___ Provided text

The same leaked NSA hacker tools deployed in the huge WannaCry and NotPetya ransomware outbreaks appear to have been re-used by the Fancy Bear crew alleged to have breached the Democratic National Committee (DNC), according to research out Friday.
The hackers, also known as APT28 and believed by the U.S. government to be directed by Russian intelligence, are abusing a vulnerability – revealed in leaks from the Shadow Brokers, widely believed to contain a chunk of NSA’s digital arsenal – to target hotels and their Wi-Fi networks, in probable attempts to spy on the individuals within, said cybersecurity firm FireEye. The company noted its findings came with “moderate” confidence, though another major threat intelligence service with knowledge of APT28’s activities confirmed it observed the same activity.
The particular flaw, found in an exploitation program known as EternalBlue, was resident in Microsoft Windows’ Server Message Block (SMB), a network file sharing protocol. Though the vulnerability was patched, as the recent ransomware attacks showed, hundreds of thousands of computers remain vulnerable.

______

:: Assigned task A ::
Copy out the part of the article on Fancy Bear's use of leaked NSA tools starting at "The same leaked" and ending at "the same activity.".
:: Assigned task B ::
Pick up the article on Fancy Bear's use of leaked NSA tools where it stops and keep writing it.
The lines that come next have nothing to do with the article on Fancy Bear's use of NSA tools.

___ Extracted material

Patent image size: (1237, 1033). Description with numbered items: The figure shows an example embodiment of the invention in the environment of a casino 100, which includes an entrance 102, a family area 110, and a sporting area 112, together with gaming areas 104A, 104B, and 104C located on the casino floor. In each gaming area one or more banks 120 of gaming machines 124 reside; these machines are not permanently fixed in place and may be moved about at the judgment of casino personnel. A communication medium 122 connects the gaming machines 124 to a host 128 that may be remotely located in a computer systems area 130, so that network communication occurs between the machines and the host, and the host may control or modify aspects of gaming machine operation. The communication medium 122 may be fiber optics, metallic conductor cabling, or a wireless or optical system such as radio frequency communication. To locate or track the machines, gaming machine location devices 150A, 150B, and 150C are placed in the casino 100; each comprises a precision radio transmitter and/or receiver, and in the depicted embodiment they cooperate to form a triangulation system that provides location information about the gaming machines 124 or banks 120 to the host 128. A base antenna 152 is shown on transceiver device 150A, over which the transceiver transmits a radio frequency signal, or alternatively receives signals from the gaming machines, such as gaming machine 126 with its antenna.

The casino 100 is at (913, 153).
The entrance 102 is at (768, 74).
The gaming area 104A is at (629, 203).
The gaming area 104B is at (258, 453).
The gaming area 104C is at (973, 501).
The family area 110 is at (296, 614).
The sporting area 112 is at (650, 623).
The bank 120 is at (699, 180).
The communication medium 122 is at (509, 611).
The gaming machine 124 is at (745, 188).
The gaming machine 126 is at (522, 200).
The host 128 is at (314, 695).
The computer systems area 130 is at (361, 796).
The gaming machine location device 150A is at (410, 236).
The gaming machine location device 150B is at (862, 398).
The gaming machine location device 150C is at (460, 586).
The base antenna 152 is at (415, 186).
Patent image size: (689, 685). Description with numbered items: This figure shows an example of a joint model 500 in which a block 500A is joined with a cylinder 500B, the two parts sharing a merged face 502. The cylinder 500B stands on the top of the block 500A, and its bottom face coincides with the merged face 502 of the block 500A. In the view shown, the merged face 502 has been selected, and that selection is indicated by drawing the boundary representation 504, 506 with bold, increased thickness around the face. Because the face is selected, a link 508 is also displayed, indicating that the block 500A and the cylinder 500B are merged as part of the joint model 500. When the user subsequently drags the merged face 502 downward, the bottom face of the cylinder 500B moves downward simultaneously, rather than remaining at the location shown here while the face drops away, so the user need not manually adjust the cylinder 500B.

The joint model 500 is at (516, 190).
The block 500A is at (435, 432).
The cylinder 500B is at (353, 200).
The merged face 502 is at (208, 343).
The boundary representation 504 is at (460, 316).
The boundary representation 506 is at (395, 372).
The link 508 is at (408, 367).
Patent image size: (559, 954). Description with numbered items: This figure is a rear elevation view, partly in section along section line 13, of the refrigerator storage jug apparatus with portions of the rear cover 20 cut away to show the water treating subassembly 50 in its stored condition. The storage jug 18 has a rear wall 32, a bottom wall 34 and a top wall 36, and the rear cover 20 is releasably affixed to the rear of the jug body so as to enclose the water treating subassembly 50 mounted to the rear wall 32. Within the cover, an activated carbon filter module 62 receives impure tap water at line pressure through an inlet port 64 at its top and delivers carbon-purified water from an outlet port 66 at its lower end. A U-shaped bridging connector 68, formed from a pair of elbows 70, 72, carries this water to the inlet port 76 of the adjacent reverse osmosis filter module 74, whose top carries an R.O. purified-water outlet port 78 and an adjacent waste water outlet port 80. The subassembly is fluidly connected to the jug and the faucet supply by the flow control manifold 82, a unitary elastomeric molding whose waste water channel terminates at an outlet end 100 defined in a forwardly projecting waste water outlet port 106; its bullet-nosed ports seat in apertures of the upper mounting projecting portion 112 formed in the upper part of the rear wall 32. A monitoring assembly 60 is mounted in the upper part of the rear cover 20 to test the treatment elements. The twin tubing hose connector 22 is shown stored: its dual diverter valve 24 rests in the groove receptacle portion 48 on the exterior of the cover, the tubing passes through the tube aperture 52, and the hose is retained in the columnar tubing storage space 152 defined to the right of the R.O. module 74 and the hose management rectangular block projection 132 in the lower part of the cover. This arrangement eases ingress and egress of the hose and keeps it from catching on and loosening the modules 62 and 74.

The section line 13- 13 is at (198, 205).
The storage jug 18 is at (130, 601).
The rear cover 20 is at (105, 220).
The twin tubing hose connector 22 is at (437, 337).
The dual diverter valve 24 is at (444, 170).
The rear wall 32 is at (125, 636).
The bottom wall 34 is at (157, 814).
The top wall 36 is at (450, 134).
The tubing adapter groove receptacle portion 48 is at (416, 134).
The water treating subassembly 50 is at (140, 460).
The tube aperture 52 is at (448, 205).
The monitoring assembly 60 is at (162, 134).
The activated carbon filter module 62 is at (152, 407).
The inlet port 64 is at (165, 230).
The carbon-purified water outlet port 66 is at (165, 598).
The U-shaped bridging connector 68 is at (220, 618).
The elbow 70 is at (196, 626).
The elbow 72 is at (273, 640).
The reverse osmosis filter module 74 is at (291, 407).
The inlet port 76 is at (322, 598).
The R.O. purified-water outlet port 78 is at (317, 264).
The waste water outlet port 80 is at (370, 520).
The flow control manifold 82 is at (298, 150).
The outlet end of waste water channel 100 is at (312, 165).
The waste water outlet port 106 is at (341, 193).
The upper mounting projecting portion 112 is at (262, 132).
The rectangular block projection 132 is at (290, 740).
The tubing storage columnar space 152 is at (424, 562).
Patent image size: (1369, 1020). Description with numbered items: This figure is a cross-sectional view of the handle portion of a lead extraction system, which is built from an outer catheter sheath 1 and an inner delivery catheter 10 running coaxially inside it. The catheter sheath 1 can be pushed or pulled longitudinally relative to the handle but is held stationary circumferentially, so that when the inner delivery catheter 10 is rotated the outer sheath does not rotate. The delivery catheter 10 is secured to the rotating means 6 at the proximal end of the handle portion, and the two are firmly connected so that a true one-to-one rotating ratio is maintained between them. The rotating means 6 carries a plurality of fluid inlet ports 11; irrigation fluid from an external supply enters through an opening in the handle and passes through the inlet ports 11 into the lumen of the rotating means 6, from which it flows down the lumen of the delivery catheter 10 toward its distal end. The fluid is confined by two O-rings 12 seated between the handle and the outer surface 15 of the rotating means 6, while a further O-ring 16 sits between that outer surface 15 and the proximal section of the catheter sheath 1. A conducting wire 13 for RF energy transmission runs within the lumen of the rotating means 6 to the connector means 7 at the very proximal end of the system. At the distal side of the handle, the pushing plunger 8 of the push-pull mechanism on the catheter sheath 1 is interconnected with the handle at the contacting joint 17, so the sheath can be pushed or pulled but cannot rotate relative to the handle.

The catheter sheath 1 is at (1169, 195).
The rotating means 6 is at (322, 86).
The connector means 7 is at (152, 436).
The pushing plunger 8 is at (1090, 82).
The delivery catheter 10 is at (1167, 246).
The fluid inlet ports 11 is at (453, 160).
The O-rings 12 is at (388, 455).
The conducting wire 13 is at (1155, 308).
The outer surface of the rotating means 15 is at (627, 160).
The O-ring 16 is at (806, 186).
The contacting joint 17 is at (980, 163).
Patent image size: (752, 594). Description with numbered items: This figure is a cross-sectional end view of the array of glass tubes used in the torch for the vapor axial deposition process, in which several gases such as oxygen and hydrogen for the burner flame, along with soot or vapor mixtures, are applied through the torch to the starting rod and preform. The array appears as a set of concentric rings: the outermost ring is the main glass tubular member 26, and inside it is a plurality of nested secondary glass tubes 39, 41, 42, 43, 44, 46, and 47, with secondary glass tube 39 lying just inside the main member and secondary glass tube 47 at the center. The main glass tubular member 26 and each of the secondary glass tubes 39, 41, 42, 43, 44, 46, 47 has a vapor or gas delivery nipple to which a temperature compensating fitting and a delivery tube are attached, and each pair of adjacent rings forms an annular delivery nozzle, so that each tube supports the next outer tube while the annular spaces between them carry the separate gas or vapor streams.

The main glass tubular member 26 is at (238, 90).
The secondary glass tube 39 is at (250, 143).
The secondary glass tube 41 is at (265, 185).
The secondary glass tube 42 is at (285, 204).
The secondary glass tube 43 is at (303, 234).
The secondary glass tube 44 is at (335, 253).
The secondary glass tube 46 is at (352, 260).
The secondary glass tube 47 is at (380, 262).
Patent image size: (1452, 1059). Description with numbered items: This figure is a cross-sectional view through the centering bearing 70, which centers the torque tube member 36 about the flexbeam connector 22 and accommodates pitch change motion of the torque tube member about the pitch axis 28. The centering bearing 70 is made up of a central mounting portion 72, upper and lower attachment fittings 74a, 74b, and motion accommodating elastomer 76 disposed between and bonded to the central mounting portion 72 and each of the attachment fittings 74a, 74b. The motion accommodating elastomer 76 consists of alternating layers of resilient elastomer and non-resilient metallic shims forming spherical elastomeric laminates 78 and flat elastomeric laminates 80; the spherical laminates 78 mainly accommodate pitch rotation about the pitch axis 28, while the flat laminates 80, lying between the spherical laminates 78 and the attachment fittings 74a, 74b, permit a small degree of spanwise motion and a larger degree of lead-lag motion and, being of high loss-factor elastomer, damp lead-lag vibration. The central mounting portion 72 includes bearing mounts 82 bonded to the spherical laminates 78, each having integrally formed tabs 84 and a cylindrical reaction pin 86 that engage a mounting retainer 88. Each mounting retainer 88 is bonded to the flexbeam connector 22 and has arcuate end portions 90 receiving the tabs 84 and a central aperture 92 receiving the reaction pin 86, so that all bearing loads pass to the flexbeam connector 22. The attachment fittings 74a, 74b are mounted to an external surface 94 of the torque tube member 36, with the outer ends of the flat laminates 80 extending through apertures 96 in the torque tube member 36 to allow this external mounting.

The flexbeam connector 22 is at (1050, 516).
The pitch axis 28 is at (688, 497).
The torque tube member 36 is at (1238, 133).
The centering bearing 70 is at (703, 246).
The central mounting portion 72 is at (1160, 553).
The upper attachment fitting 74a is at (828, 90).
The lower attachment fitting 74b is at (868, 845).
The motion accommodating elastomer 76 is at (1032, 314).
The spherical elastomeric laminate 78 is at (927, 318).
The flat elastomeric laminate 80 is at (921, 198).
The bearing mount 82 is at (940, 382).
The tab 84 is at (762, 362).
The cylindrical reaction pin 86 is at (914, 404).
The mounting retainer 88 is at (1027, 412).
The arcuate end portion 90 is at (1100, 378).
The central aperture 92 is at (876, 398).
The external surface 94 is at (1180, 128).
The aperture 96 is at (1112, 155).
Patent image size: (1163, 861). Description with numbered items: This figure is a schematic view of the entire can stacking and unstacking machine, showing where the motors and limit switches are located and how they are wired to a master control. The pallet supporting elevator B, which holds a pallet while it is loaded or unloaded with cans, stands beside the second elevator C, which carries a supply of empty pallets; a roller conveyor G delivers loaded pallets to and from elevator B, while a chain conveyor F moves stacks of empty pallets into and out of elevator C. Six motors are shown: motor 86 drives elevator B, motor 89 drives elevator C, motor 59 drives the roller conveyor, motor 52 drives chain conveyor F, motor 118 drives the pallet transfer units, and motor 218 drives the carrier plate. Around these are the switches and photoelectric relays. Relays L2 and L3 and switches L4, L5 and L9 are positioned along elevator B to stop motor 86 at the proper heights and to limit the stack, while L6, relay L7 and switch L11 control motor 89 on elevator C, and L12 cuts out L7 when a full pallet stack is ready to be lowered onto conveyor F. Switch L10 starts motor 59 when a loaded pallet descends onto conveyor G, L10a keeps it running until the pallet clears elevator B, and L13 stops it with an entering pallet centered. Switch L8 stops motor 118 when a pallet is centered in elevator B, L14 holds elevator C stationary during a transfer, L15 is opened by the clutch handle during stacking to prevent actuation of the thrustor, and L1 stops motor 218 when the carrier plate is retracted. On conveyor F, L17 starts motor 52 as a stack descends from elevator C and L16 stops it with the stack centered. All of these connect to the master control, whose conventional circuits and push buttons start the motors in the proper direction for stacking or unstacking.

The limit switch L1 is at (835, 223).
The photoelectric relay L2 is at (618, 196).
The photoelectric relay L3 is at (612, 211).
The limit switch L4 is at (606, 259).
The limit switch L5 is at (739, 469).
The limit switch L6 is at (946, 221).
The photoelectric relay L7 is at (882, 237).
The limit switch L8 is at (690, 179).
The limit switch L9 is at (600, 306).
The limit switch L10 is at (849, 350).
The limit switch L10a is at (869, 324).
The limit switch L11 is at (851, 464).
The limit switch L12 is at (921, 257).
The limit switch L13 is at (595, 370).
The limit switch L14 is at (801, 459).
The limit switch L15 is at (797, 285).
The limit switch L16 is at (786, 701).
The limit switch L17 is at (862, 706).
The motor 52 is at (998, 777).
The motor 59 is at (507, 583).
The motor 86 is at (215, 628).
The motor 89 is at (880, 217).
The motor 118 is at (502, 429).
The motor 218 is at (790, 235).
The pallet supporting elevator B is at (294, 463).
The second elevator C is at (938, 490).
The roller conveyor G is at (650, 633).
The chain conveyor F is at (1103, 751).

______

:: Result A ::
The same leaked NSA hacker tools deployed in the huge WannaCry and NotPetya ransomware outbreaks appear to have been re-used by the Fancy Bear crew alleged to have breached the Democratic National Committee (DNC), according to research out Friday.
The hackers, also known as APT28 and believed by the U.S. government to be directed by Russian intelligence, are abusing a vulnerability – revealed in leaks from the Shadow Brokers, widely believed to contain a chunk of NSA’s digital arsenal – to target hotels and their Wi-Fi networks, in probable attempts to spy on the individuals within, said cybersecurity firm FireEye. The company noted its findings came with “moderate” confidence, though another major threat intelligence service with knowledge of APT28’s activities confirmed it observed the same activity.

:: Result B ::
Most of the targets in the recent attacks were based in Europe, though one hotel in the Middle East was also on the hit list. FireEye also suspects that agents are visiting the hotels themselves to surveil over Wi-Fi. “We have limited indications that APT28 is seeking to compromise government and business travelers by leveraging in person and remote access to guest Wi-Fi networks at hotels,” the firm wrote in a post today.
FireEye found the attackers were sending tainted files to multiple hospitality companies in at least seven European countries and one Middle Eastern nation. When opened, the fake hotel reservation document would attempt to launch malware, dubbed Gamefish, associated with APT28. Once inside the network, the hackers would spread to other machines using EnternalBlue, in a similar way that WannaCry and NotPetya metastasized. They would search out specific computers controlling both guest and internal Wi-Fi networks. An open source tool Responder would then help the infiltrators steal Wi-Fi usernames and passwords.
Cristiana Brafman Kittner, senior analyst at FireEye, said APT28 had been perpetrating these kinds of attacks since fall of 2016. Records on Google’s VirusTotal malware repository showed samples from the FireEye report were uploaded in July 2017, indicating it was only recently that the hotel attacks were detected. “We have also observed APT28 actively targeting European IT companies, in what could be indicative of potential new methods of compromise which would allow the actor to move downstream from the initial IT victim and infect other sector of interest by proxy,” Kittner added. The same techniques had been put to use by a group associated with China, APT10, she said. “However, consistent with their previous operational practices, APT28 continues to focus on European government entities.”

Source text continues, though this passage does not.